Directions for this task —
Return all of the lines below exactly as they are.

Source data —
--- BEGIN ---

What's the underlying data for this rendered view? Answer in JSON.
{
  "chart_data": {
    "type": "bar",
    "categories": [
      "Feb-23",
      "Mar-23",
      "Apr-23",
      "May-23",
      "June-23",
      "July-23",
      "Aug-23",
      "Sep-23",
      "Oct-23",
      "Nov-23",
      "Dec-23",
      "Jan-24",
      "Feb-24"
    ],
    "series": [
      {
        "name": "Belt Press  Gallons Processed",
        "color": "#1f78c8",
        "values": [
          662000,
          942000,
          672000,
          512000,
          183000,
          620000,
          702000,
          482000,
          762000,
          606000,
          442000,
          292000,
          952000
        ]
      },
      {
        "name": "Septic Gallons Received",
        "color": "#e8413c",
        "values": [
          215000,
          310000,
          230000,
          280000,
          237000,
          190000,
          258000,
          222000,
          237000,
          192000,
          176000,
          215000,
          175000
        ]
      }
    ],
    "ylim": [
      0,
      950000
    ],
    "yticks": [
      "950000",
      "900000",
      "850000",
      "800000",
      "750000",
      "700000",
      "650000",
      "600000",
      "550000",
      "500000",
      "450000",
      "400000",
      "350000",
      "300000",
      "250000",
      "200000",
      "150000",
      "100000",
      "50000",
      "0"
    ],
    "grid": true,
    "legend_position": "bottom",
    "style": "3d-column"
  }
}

--- END ---

Exercise output —
What's the underlying data for this rendered view? Answer in JSON.
{
  "chart_data": {
    "type": "bar",
    "categories": [
      "Feb-23",
      "Mar-23",
      "Apr-23",
      "May-23",
      "June-23",
      "July-23",
      "Aug-23",
      "Sep-23",
      "Oct-23",
      "Nov-23",
      "Dec-23",
      "Jan-24",
      "Feb-24"
    ],
    "series": [
      {
        "name": "Belt Press  Gallons Processed",
        "color": "#1f78c8",
        "values": [
          662000,
          942000,
          672000,
          512000,
          183000,
          620000,
          702000,
          482000,
          762000,
          606000,
          442000,
          292000,
          952000
        ]
      },
      {
        "name": "Septic Gallons Received",
        "color": "#e8413c",
        "values": [
          215000,
          310000,
          230000,
          280000,
          237000,
          190000,
          258000,
          222000,
          237000,
          192000,
          176000,
          215000,
          175000
        ]
      }
    ],
    "ylim": [
      0,
      950000
    ],
    "yticks": [
      "950000",
      "900000",
      "850000",
      "800000",
      "750000",
      "700000",
      "650000",
      "600000",
      "550000",
      "500000",
      "450000",
      "400000",
      "350000",
      "300000",
      "250000",
      "200000",
      "150000",
      "100000",
      "50000",
      "0"
    ],
    "grid": true,
    "legend_position": "bottom",
    "style": "3d-column"
  }
}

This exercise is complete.